Extract:
****************

THERE WAS A time when civil servants in India dispensed justice on horseback, and effectively at that. From ‘settling’ land revenue to writing ‘famine codes’, virtually everything an administrator could think of was done by the colonial bureaucracy. A Malcolm Darling could devise ways to do something for peasants in the Punjab while a Richard Temple handled famine in Bengal. Those ideas became outdated in the 20th century. But that doesn’tmatter. The Indian Administrative Service (IAS), anchored in a time- warp, continues plodding along. The empathy and efficiency vanished a long time ago.
That may change soon. The Narendra Modi Government plans to hire 50-odd civil servants—to be placed on a par with the regular civil servants—at the director, joint secretary and additional secretary levels. The recruitments, to be made through the NITI Aayog, will be for what are called ‘flexi-pool’ posts. In the previous Modi Government, a tentative beginning was made by recruiting 10 joint secretaries through the Union Public Service Commission (UPSC). It was probably the boldest experiment in civil service reform after many decades.
A big reason for getting ‘fresh blood’ in the civil service is that governance is now too complex a task to be handled by generalist civil servants. By 1990s, it became obvious that ministries like finance could not be handled by IAS officers who had risen up the ranks merely on the basis of seniority. At that time, economists like Montek Singh Ahluwalia and later Vijay Kelkar were brought in as finance secretaries. An effort was also made to allow IAS officers opportunities for academic training so that they could man positions in such ministries.
That experiment worked. Now, however, a finance ministry-like situation is to be found in virtually all departments. From sanitation to drinking water and from housing to trade negotiations, each task has become too specialised for a civil servant who has spent a lifetime in dozens of departments. This is not the old specialist versus generalist debate anymore: the barriers between specialists and generalists don’t exist. One simply has to be a specialist or a domain expert to deliver in any area.
If that were not enough, the culture of India’s civil service acquired its own idiosyncrasies, likes and dislikes that became detrimental tothe functioning of a welfare state. Appointments in areas like sanitation and drinking water became ‘punishment postings’ while service delivery continued to deteriorate. If anyone cares to look around and see the proliferation of criminals in politics, the answer is not hard to seek: these sort of ‘leaders’ excel in providing local services that should have come the way of citizens as a matter of right. Decay in delivering services had negative political fallout.
There are, no doubt, other reasons for crime in politics but the ability to secure key services for people—a doctor at the right time, a small loan, housing, etcetera—has a role in the rise of local criminals in politics.
The first Modi Government emphasised on low-cost housing, cleanliness drives and small loans for entrepreneurs, and other such ideas. But these are exactly the areas that a traditional IAS officer is unlikely to be interested in. There are other areas that require urgent attention as well. For example, India’s arms procurement processes are so broken that it takes prime ministerial intervention to get weapons that other countries buy in a jiffy. The ‘why’ of this question does not require elaboration.

****************

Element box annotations

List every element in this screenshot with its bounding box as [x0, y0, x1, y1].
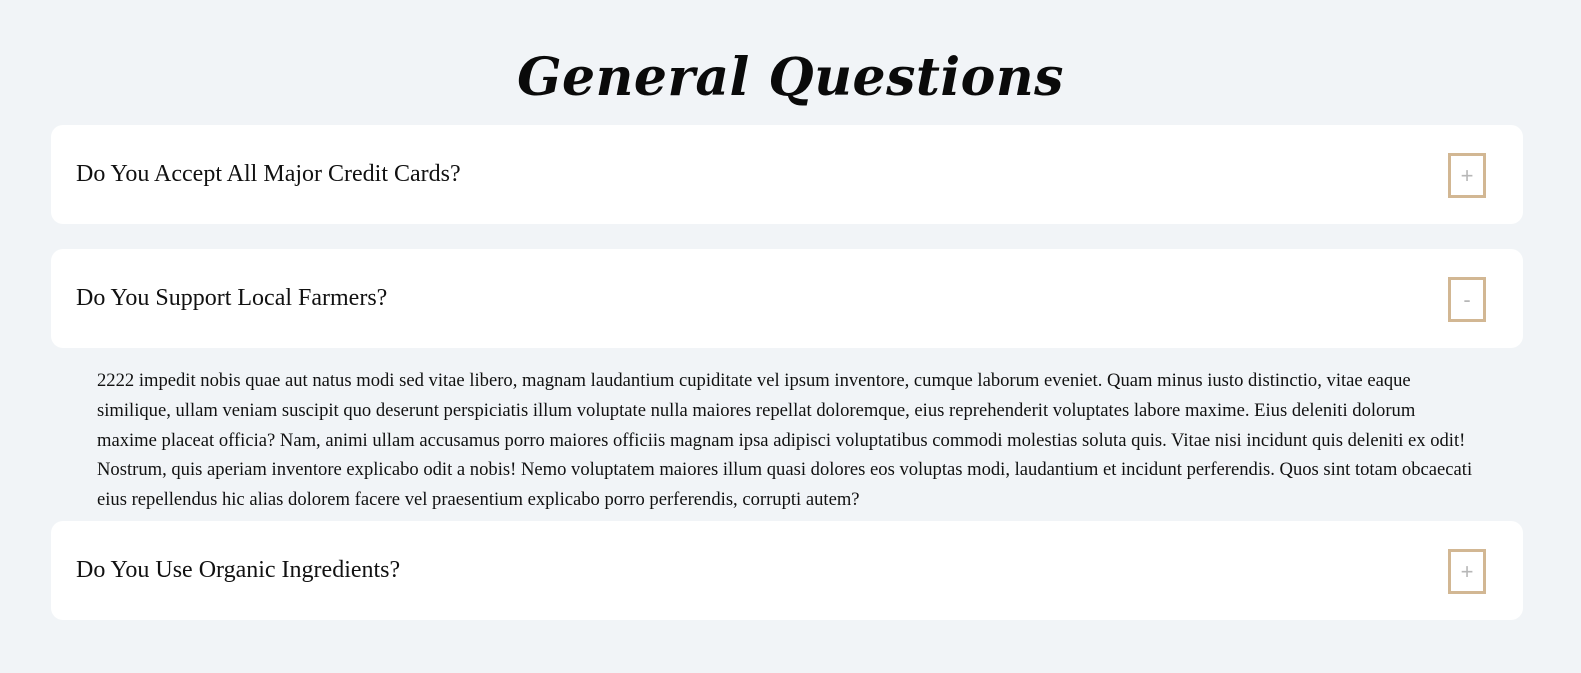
faq-question[interactable]: Do You Accept All Major Credit Cards? [76, 125, 461, 224]
faq-item-local-farmers[interactable]: Do You Support Local Farmers? - [51, 249, 1523, 348]
faq-question[interactable]: Do You Support Local Farmers? [76, 249, 387, 348]
faq-item-organic-ingredients[interactable]: Do You Use Organic Ingredients? + [51, 521, 1523, 620]
faq-question[interactable]: Do You Use Organic Ingredients? [76, 521, 400, 620]
faq-item-credit-cards[interactable]: Do You Accept All Major Credit Cards? + [51, 125, 1523, 224]
faq-answer: 2222 impedit nobis quae aut natus modi s… [97, 370, 1473, 511]
page-title: General Questions [517, 47, 1064, 108]
expand-toggle-button[interactable]: + [1448, 153, 1486, 198]
expand-toggle-button[interactable]: + [1448, 549, 1486, 594]
collapse-toggle-button[interactable]: - [1448, 277, 1486, 322]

****************

What you will do:
**a.** In the civil service article, how many joint secretaries did the previous Modi Government recruit through the UPSC?
**b.** List every person the civil service article names.
**c.** Continue the article on India's civil service from its last sentence.

Written answers:
**a.** 10 joint secretaries.

**b.** Malcolm Darling, Richard Temple, Narendra Modi, Montek Singh Ahluwalia, Vijay Kelkar

**c.**
Reforming civil service is a complex exercise. The danger is that the end goals and the means of reforms may not have a cohesive link. This may end up creating multiple risks. For one, in a diverse country like India where many provinces continue to witness secessionist trouble, local leaders may want to fish in troubled waters. For another, control by the Union Government of key civil services (IAS, IPS and the Indian Forest Service) is essential for the unity and integrity of India. The corollary to this is that any reform must take these realities into account.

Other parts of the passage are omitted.